╭─ Document
# Grizzly G0715P Table Saw



## a1Jim (Aug 9, 2008)

Sounds good so far congrats.


----------



## tomd (Jan 29, 2008)

Thanks for all the info, good luck with you new saw. Maybe give a review after only 6 months.


----------



## longgone (May 5, 2009)

I think you have a quite good saw for the prive/value. I have a Grizzly Hybird saw that is about 5 years old GO470 and it has been an accurate and dependable saw. I did, however, replace the fence with a Incra LS system. When I bought my saw I paid around $595. I don't know what the price is now but it has been a workhorse for the money.


----------



## gillyd (Feb 26, 2011)

Glad to hear you are having success with it. I was one of those who had issues with the blade changing its runout as you lowered/raised the blade, its too bad because I liked the saw. Have fun with it!


----------



## crashn (Aug 26, 2011)

Great purchase. I have had mine about 10 months and Love it. Note: after about 1 or 2 hours of use, check the belt tightness, mine had worn in and developed some slack. Easy enough to tighten and have not had the issue since. I have run it on 110 and 220, both provide plenty of power !


----------



## Ken90712 (Sep 2, 2009)

Nice review, I'm currently looking at a grizzly TS as well. Enjoy!


----------



## NormG (Mar 5, 2010)

Great machine, now you have no reason not to start those projects


----------



## robdem (Apr 7, 2011)

paul I have the same saw bought it last summer works great. Saw cuts every thing I have thrown at 3 inch maple walnut paduok and bubinga .


----------



## gfadvm (Jan 13, 2011)

I agree with your assessment. I've had mine for 13 months and I'm still in love!


----------



## Fejus (Sep 27, 2011)

Thanks for the replys folks  I got to take her for a spin through some 2 by material and she cuts beautiful!


----------



## Sorethumbs (Feb 25, 2011)
╰─
╭─ Given data
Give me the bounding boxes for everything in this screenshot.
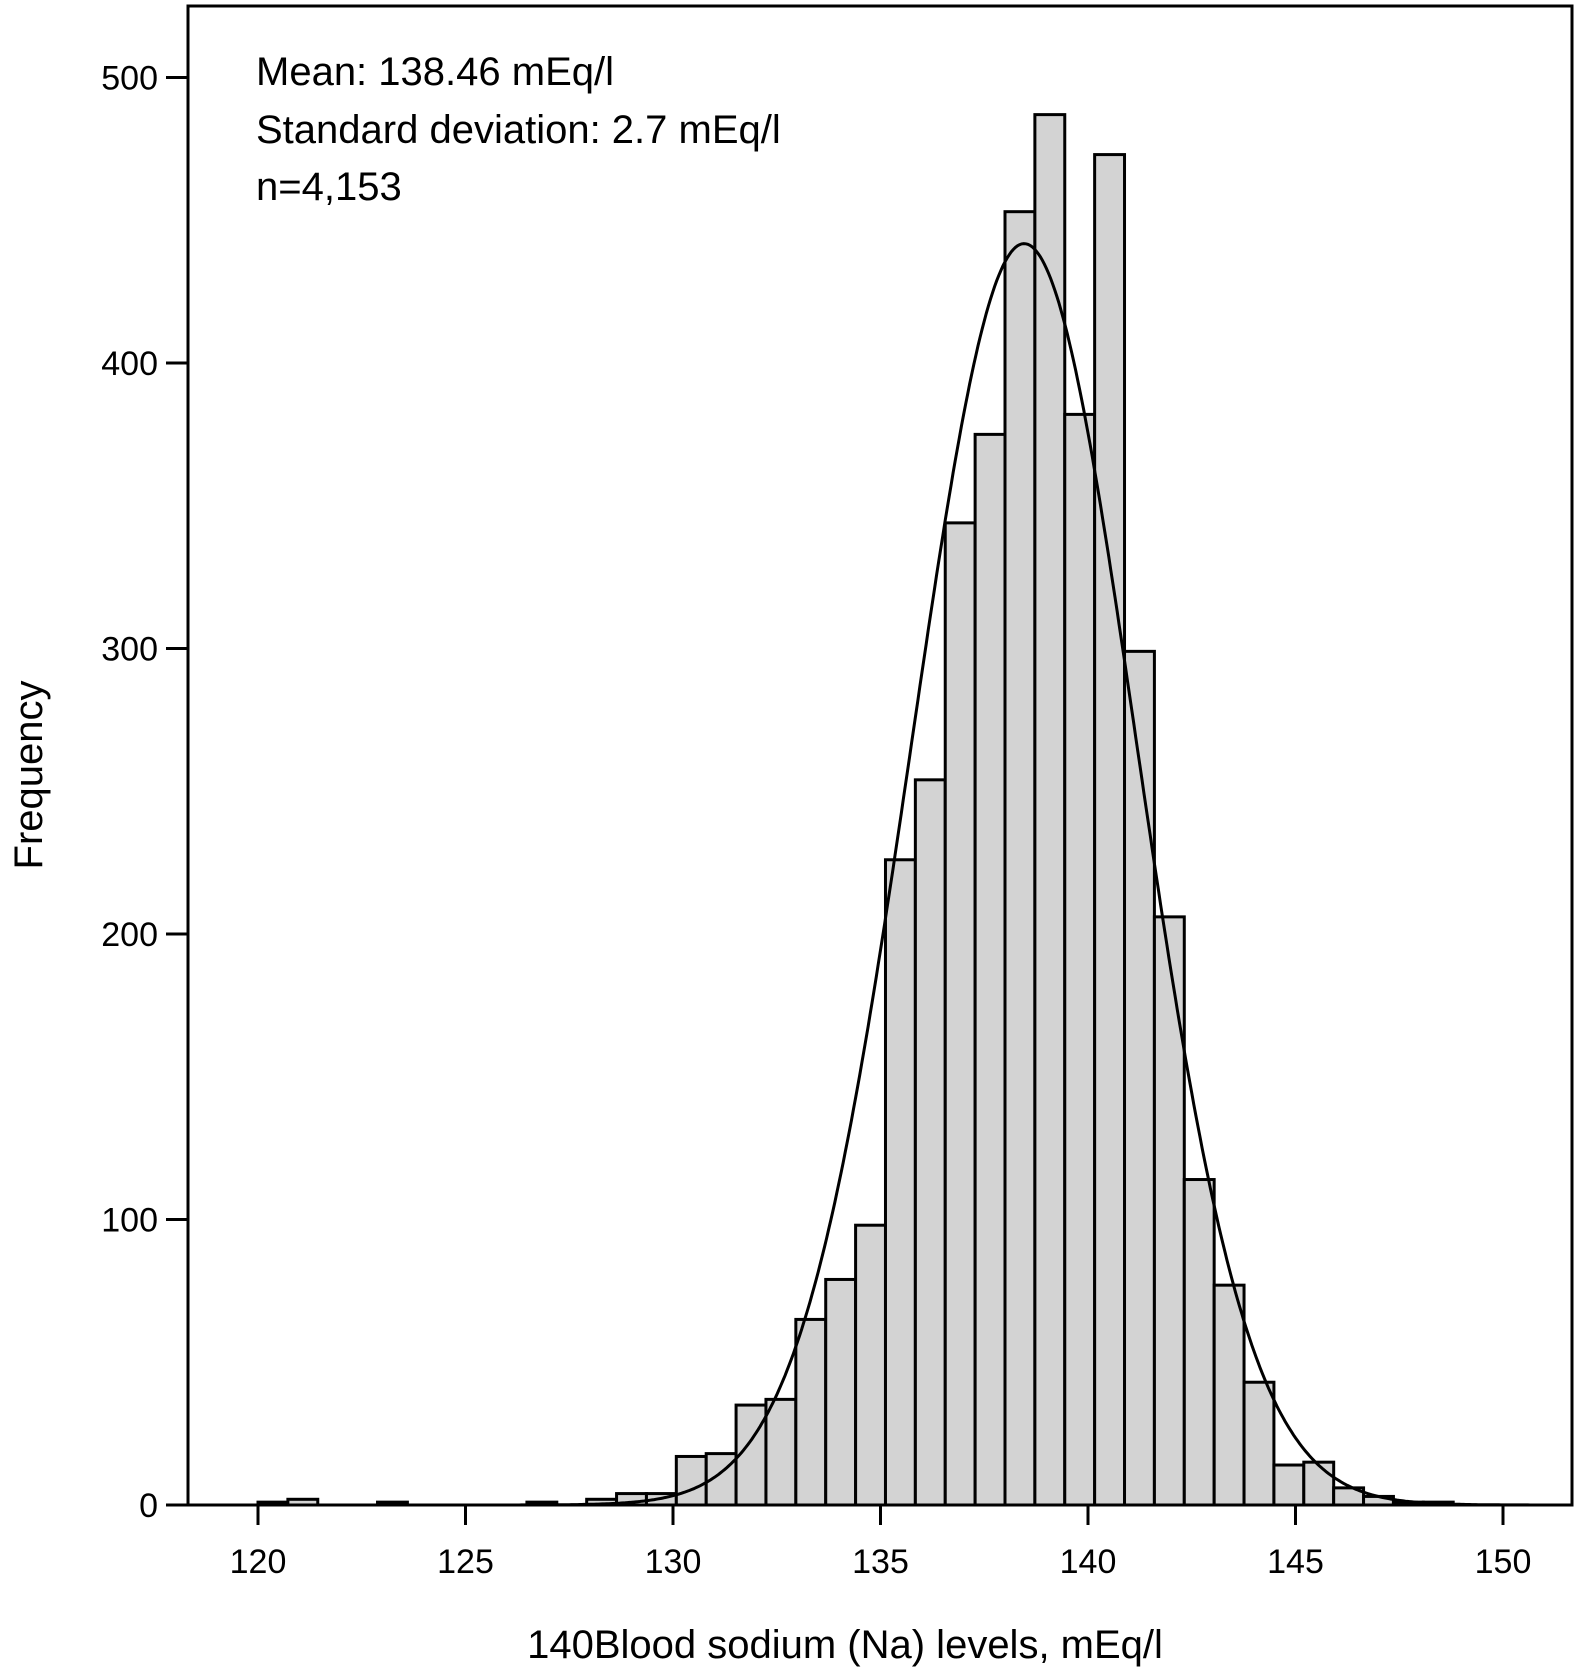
x-tick-label: 150: [1475, 1543, 1532, 1581]
histogram-bar: [943, 521, 977, 1507]
normal-fit-curve: [486, 242, 1564, 1507]
x-tick-label: 130: [645, 1543, 702, 1581]
y-tick-label: 500: [101, 60, 158, 98]
histogram-bar: [1302, 1460, 1336, 1507]
x-tick-label: 140: [1060, 1543, 1117, 1581]
histogram-bar: [1272, 1463, 1306, 1507]
x-tick-label: 145: [1267, 1543, 1324, 1581]
histogram-bar: [973, 432, 1007, 1507]
y-tick-label: 100: [101, 1202, 158, 1240]
histogram-bar: [1063, 412, 1097, 1507]
histogram-bar: [883, 858, 917, 1507]
histogram-bar: [1123, 649, 1156, 1507]
histogram-bar: [674, 1454, 708, 1507]
histogram-bar: [913, 778, 947, 1507]
histogram-bar: [824, 1277, 858, 1507]
histogram-bars: [256, 113, 1455, 1507]
y-axis-ticks: 0 100 200 300 400 500: [101, 60, 188, 1525]
x-tick-label: 125: [437, 1543, 494, 1581]
x-axis-title: 140Blood sodium (Na) levels, mEq/l: [527, 1623, 1163, 1667]
y-tick-label: 300: [101, 631, 158, 669]
histogram-bar: [1003, 210, 1037, 1507]
y-tick-label: 200: [101, 916, 158, 954]
annotation-n: n=4,153: [256, 165, 402, 209]
y-axis-title: Frequency: [7, 681, 51, 870]
y-tick-label: 0: [139, 1487, 158, 1525]
histogram-bar: [1242, 1380, 1276, 1507]
histogram-bar: [764, 1397, 798, 1507]
histogram-bar: [1152, 915, 1186, 1507]
histogram-bar: [854, 1223, 887, 1507]
annotation-mean: Mean: 138.46 mEq/l: [256, 50, 614, 94]
histogram-bar: [794, 1317, 828, 1507]
y-tick-label: 400: [101, 345, 158, 383]
x-axis-ticks: 120 125 130 135 140 145 150: [230, 1505, 1532, 1581]
histogram-bar: [1182, 1178, 1216, 1507]
histogram-bar: [1033, 113, 1067, 1507]
x-tick-label: 120: [230, 1543, 287, 1581]
x-tick-label: 135: [852, 1543, 909, 1581]
histogram-bar: [1093, 153, 1127, 1507]
histogram-bar: [1212, 1283, 1246, 1507]
annotation-sd: Standard deviation: 2.7 mEq/l: [256, 108, 781, 152]
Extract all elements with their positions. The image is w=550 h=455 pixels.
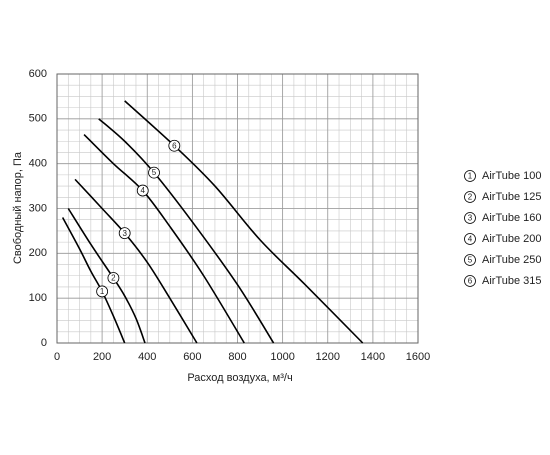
series-line bbox=[98, 118, 275, 344]
legend-marker-circle bbox=[464, 170, 476, 182]
x-tick-label: 600 bbox=[183, 351, 201, 363]
curve-label: 5 bbox=[152, 168, 157, 177]
curve-label-circle bbox=[107, 272, 120, 284]
x-tick-label: 400 bbox=[138, 351, 156, 363]
legend-label: AirTube 250 bbox=[482, 254, 542, 266]
legend-marker-circle bbox=[464, 191, 476, 203]
x-tick-label: 0 bbox=[54, 351, 60, 363]
y-tick-label: 500 bbox=[29, 113, 47, 125]
legend-marker: 2 bbox=[468, 193, 473, 202]
curve-label-circle bbox=[168, 139, 181, 152]
curve-label: 6 bbox=[172, 141, 177, 150]
legend-marker: 4 bbox=[468, 235, 473, 244]
y-tick-label: 600 bbox=[29, 68, 47, 80]
y-tick-label: 300 bbox=[29, 202, 47, 214]
x-tick-label: 800 bbox=[228, 351, 246, 363]
legend-marker: 1 bbox=[468, 172, 473, 181]
curve-label: 2 bbox=[111, 274, 116, 283]
legend-marker: 6 bbox=[468, 277, 473, 286]
series-line bbox=[74, 178, 198, 344]
legend-marker-circle bbox=[464, 233, 476, 245]
x-tick-label: 200 bbox=[93, 351, 111, 363]
y-tick-label: 0 bbox=[41, 337, 47, 349]
curve-label-circle bbox=[96, 285, 109, 298]
legend-label: AirTube 160 bbox=[482, 212, 542, 224]
curve-label-circle bbox=[136, 184, 149, 197]
x-axis-label: Расход воздуха, м³/ч bbox=[187, 372, 292, 384]
y-tick-label: 200 bbox=[29, 247, 47, 259]
y-axis-label: Свободный напор, Па bbox=[12, 151, 24, 264]
x-tick-label: 1600 bbox=[406, 351, 430, 363]
legend-label: AirTube 315 bbox=[482, 275, 542, 287]
legend-marker: 5 bbox=[468, 256, 473, 265]
x-tick-label: 1000 bbox=[270, 351, 294, 363]
legend-label: AirTube 100 bbox=[482, 170, 542, 182]
series-line bbox=[61, 217, 126, 344]
legend-marker-circle bbox=[464, 212, 476, 224]
series-line bbox=[67, 208, 146, 344]
curve-label: 1 bbox=[100, 287, 105, 296]
legend-label: AirTube 200 bbox=[482, 233, 542, 245]
x-tick-label: 1400 bbox=[361, 351, 385, 363]
curve-label-circle bbox=[148, 166, 160, 179]
curve-label: 4 bbox=[141, 186, 146, 195]
x-tick-label: 1200 bbox=[316, 351, 340, 363]
series-line bbox=[83, 133, 245, 344]
legend-marker-circle bbox=[464, 254, 476, 266]
legend-marker-circle bbox=[464, 275, 476, 287]
series-line bbox=[124, 100, 364, 344]
y-tick-label: 100 bbox=[29, 292, 47, 304]
curve-label-circle bbox=[118, 227, 131, 240]
legend-marker: 3 bbox=[468, 214, 473, 223]
plot-frame bbox=[56, 73, 419, 344]
y-tick-label: 400 bbox=[29, 158, 47, 170]
curve-label: 3 bbox=[122, 229, 127, 238]
legend-label: AirTube 125 bbox=[482, 191, 542, 203]
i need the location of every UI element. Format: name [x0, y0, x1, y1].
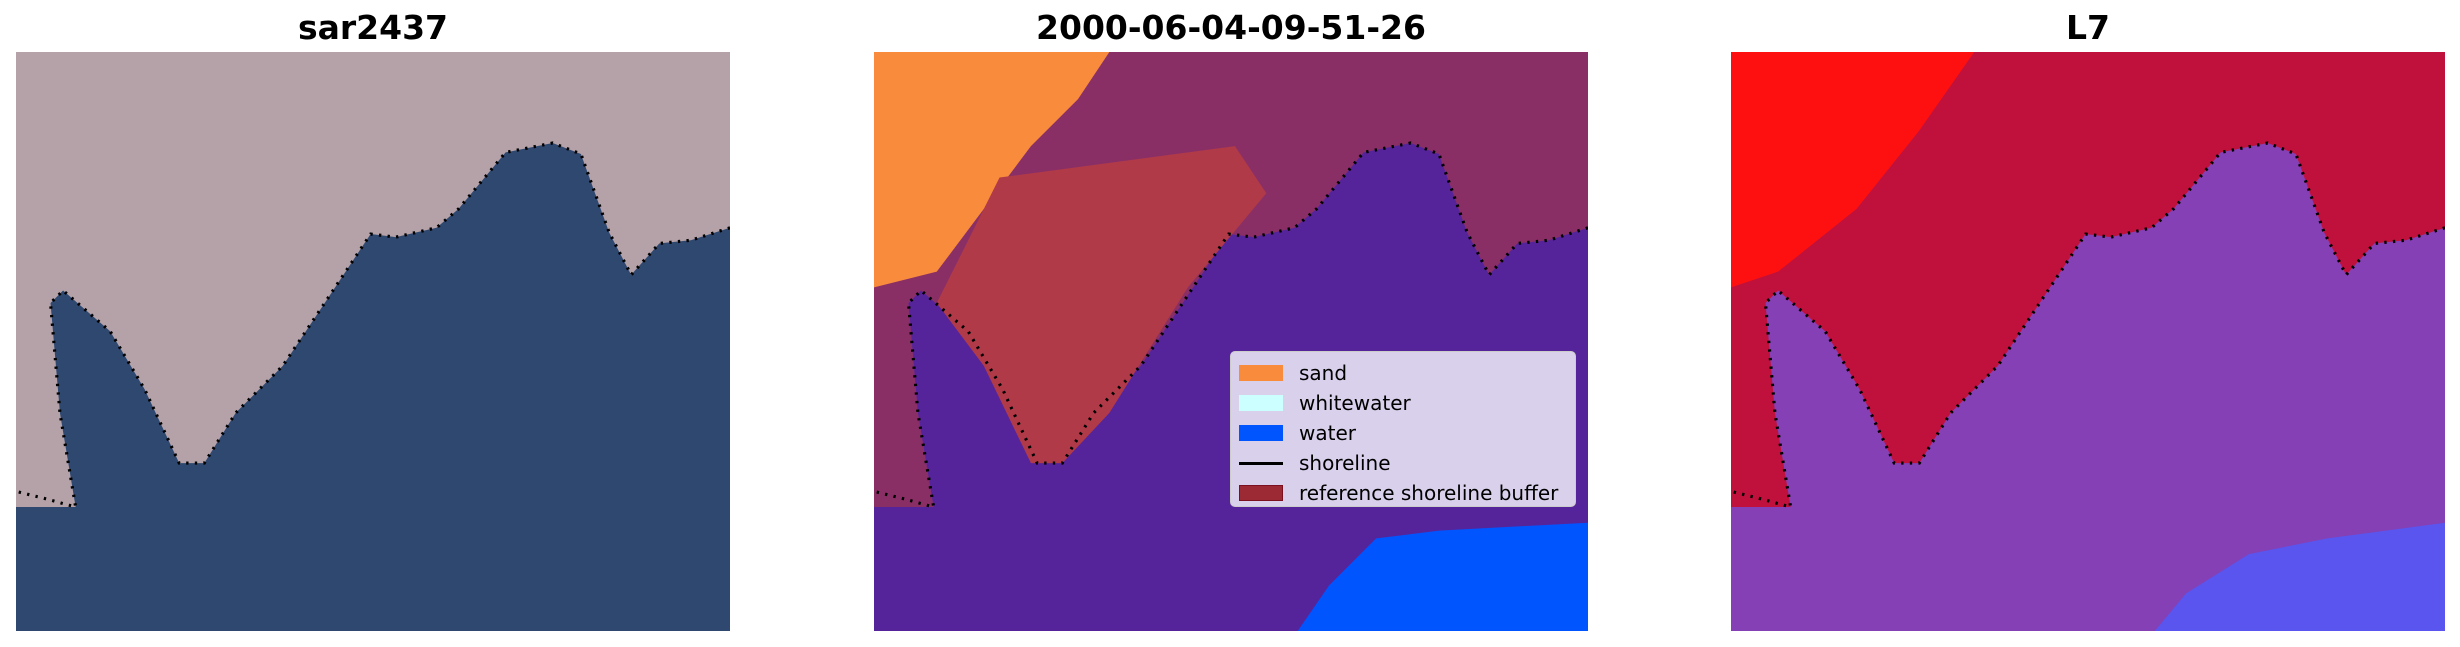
legend-label: whitewater: [1299, 391, 1411, 415]
sand-region: [874, 52, 1110, 288]
legend-item-buffer: reference shoreline buffer: [1239, 478, 1575, 508]
shoreline-swatch: [1239, 461, 1283, 465]
sand-swatch: [1239, 365, 1283, 381]
title-date: 2000-06-04-09-51-26: [1036, 8, 1426, 47]
whitewater-swatch: [1239, 395, 1283, 411]
panel-classification: [874, 52, 1588, 631]
legend-item-whitewater: whitewater: [1239, 388, 1575, 418]
water-swatch: [1239, 425, 1283, 441]
land-region: [1731, 52, 2445, 508]
legend-item-shoreline: shoreline: [1239, 448, 1575, 478]
panel-rgb-image: [16, 52, 730, 631]
legend-item-sand: sand: [1239, 358, 1575, 388]
deep-water-region: [2154, 522, 2445, 631]
legend-label: shoreline: [1299, 451, 1391, 475]
legend-item-water: water: [1239, 418, 1575, 448]
buffer-swatch: [1239, 485, 1283, 501]
land-region: [16, 52, 730, 508]
panel-l7: [1731, 52, 2445, 631]
legend-label: reference shoreline buffer: [1299, 481, 1559, 505]
bright-region: [1731, 52, 1975, 288]
legend: sand whitewater water shoreline referenc…: [1230, 351, 1576, 507]
buffer-region: [936, 146, 1267, 464]
legend-label: water: [1299, 421, 1356, 445]
title-sar2437: sar2437: [297, 8, 449, 47]
title-l7: L7: [2066, 8, 2110, 47]
legend-label: sand: [1299, 361, 1348, 385]
water-region: [1297, 522, 1588, 631]
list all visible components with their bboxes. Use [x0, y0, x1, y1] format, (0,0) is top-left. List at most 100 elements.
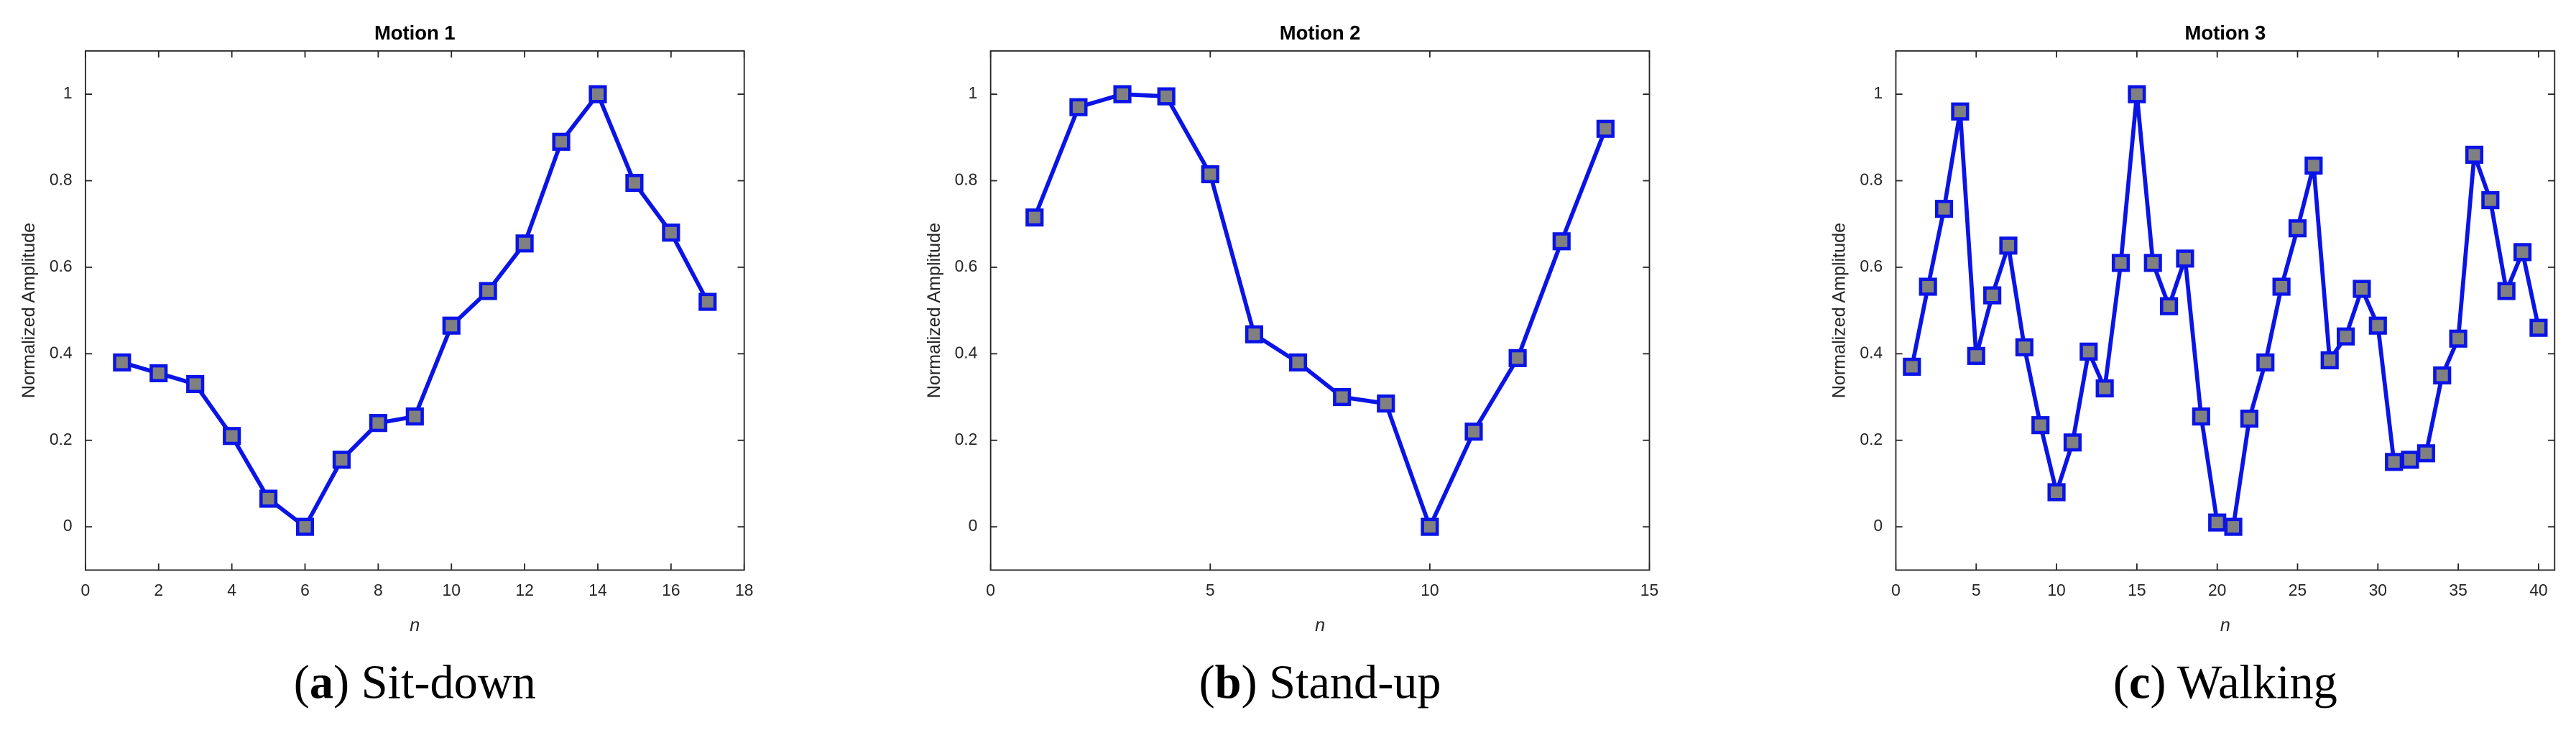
╰─
- _Set exercise 1_: In the table saw thread, what did longgone replace the fence with?
- _Set exercise 2_: Translate this sentence from the table saw thread into Spanish: "When I bought my saw I paid around $595."
- _Set exercise 3_: Repeat the table saw thread from "## robdem (Apr" to "and bubinga .", swapping "maple" for "cherry".

- _Worked answer 1_: An Incra LS system.

- _Worked answer 2_: Cuando compré mi sierra, pagué alrededor de $595.

- _Worked answer 3_:
## robdem (Apr 7, 2011)

paul I have the same saw bought it last summer works great. Saw cuts every thing I have thrown at 3 inch cherry walnut paduok and bubinga .